Records excerpted from a collection:
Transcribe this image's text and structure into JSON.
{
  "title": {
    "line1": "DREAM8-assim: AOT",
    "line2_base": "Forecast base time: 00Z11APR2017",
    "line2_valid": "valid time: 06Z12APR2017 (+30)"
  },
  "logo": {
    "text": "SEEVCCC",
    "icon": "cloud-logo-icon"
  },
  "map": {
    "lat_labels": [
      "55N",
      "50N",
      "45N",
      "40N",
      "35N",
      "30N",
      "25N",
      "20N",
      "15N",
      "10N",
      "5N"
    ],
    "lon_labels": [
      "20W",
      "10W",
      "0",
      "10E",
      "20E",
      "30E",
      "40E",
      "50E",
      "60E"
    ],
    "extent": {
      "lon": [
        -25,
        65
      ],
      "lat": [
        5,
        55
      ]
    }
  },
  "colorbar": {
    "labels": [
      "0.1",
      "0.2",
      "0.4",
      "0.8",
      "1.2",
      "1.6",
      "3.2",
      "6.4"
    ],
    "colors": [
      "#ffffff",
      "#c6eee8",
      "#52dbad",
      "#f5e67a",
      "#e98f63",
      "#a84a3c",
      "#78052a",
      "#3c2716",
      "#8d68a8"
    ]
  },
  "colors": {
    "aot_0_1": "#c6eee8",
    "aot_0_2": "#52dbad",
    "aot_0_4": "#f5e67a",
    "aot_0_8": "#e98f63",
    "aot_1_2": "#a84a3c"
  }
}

> _PROMPT_
Give an exact copy of all the data shown above.

> _WRITTEN SOLUTION_
Transcribe this image's text and structure into JSON.
{
  "title": {
    "line1": "DREAM8-assim: AOT",
    "line2_base": "Forecast base time: 00Z11APR2017",
    "line2_valid": "valid time: 06Z12APR2017 (+30)"
  },
  "logo": {
    "text": "SEEVCCC",
    "icon": "cloud-logo-icon"
  },
  "map": {
    "lat_labels": [
      "55N",
      "50N",
      "45N",
      "40N",
      "35N",
      "30N",
      "25N",
      "20N",
      "15N",
      "10N",
      "5N"
    ],
    "lon_labels": [
      "20W",
      "10W",
      "0",
      "10E",
      "20E",
      "30E",
      "40E",
      "50E",
      "60E"
    ],
    "extent": {
      "lon": [
        -25,
        65
      ],
      "lat": [
        5,
        55
      ]
    }
  },
  "colorbar": {
    "labels": [
      "0.1",
      "0.2",
      "0.4",
      "0.8",
      "1.2",
      "1.6",
      "3.2",
      "6.4"
    ],
    "colors": [
      "#ffffff",
      "#c6eee8",
      "#52dbad",
      "#f5e67a",
      "#e98f63",
      "#a84a3c",
      "#78052a",
      "#3c2716",
      "#8d68a8"
    ]
  },
  "colors": {
    "aot_0_1": "#c6eee8",
    "aot_0_2": "#52dbad",
    "aot_0_4": "#f5e67a",
    "aot_0_8": "#e98f63",
    "aot_1_2": "#a84a3c"
  }
}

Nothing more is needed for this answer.